Given data:
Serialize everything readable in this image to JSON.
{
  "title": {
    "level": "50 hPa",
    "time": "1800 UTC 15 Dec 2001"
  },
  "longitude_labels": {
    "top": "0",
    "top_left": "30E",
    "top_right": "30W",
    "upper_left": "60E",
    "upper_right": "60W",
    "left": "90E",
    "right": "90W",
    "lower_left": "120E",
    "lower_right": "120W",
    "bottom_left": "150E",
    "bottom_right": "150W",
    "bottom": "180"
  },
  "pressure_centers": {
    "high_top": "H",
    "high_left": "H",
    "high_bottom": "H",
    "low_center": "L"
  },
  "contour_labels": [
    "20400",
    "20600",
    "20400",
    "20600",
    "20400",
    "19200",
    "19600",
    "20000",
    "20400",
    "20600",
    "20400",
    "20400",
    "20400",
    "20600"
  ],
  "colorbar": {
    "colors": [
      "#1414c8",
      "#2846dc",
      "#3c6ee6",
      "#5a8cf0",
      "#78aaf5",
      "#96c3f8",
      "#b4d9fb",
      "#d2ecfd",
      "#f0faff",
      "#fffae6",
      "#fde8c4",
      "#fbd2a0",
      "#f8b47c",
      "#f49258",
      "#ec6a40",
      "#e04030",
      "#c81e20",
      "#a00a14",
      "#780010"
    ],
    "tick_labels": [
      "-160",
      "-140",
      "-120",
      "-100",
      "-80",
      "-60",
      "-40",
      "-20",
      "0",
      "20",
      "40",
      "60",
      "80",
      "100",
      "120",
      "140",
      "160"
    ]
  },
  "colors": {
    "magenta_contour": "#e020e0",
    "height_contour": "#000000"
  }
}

...

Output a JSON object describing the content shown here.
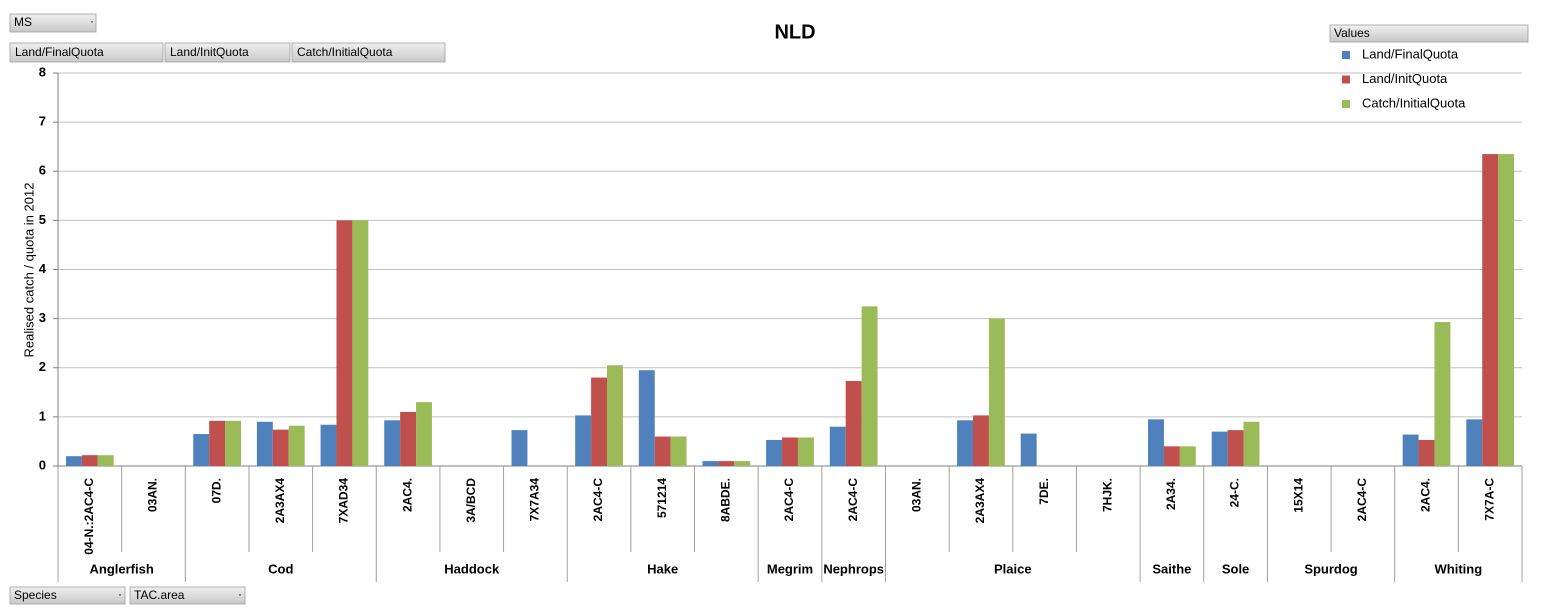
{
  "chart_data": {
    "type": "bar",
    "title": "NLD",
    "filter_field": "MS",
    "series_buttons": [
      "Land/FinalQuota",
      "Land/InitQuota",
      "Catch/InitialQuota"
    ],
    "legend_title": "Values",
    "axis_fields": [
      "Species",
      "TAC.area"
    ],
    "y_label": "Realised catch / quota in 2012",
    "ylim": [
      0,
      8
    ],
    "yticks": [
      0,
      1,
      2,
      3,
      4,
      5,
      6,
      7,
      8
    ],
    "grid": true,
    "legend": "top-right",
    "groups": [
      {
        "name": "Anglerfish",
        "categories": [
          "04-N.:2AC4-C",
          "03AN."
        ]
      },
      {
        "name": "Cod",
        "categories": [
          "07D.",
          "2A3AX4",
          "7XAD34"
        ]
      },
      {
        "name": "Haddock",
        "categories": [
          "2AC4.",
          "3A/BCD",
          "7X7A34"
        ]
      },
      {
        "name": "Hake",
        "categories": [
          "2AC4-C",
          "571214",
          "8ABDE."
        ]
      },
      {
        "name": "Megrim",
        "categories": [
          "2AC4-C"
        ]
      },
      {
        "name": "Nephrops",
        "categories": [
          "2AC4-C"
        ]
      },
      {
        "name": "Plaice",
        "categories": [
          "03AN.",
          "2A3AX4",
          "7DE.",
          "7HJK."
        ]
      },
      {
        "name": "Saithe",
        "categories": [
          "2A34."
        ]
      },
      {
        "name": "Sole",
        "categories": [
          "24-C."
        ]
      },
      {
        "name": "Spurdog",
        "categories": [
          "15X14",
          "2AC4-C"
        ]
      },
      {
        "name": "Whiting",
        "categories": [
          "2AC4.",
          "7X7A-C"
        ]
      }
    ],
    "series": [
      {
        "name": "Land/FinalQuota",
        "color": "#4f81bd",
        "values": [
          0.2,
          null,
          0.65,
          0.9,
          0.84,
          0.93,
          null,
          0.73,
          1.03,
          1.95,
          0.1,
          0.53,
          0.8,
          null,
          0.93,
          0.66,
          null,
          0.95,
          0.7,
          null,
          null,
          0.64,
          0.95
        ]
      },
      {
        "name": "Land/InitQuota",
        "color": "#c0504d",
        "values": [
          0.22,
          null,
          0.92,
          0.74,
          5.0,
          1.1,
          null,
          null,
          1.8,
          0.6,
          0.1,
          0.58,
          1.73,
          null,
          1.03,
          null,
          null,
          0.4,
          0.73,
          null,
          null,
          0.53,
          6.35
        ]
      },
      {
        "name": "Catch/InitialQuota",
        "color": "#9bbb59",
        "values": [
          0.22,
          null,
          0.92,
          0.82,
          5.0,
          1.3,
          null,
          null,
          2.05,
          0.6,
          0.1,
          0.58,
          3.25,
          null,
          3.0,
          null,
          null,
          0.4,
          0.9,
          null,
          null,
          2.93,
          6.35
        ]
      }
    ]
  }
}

Exercise: Extract every line containing the string "FinalQuota" from the material.

Expected answer:
      "Land/FinalQuota",
        "name": "Land/FinalQuota",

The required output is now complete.